**RECORDS FOR THE TASK:**
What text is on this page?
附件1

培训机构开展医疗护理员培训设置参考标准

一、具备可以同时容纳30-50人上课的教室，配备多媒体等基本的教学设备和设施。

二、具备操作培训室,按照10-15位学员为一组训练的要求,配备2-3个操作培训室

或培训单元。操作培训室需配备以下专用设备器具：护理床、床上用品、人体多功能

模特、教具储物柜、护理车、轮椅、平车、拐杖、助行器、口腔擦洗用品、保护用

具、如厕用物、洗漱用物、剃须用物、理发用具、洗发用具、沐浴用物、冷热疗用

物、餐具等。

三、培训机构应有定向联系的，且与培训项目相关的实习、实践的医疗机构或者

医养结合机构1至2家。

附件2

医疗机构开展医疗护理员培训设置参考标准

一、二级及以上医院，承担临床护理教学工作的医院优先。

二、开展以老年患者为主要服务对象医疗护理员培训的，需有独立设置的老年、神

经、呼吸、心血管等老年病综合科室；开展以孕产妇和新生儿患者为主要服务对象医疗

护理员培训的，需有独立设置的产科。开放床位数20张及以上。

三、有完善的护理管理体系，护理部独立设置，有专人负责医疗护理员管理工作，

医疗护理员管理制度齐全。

--

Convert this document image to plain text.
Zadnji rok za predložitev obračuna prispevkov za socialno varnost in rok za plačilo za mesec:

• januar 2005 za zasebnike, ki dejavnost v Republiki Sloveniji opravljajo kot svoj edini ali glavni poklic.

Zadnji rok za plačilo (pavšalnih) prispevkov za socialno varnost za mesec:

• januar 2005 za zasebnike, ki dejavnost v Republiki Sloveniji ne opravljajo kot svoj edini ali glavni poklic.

**REQUIRED TASK:**
Copy out each line in the preceding records that contains "Republiki".

**OUTPUT BELOW:**
• januar 2005 za zasebnike, ki dejavnost v Republiki Sloveniji opravljajo kot svoj edini ali glavni poklic.
• januar 2005 za zasebnike, ki dejavnost v Republiki Sloveniji ne opravljajo kot svoj edini ali glavni poklic.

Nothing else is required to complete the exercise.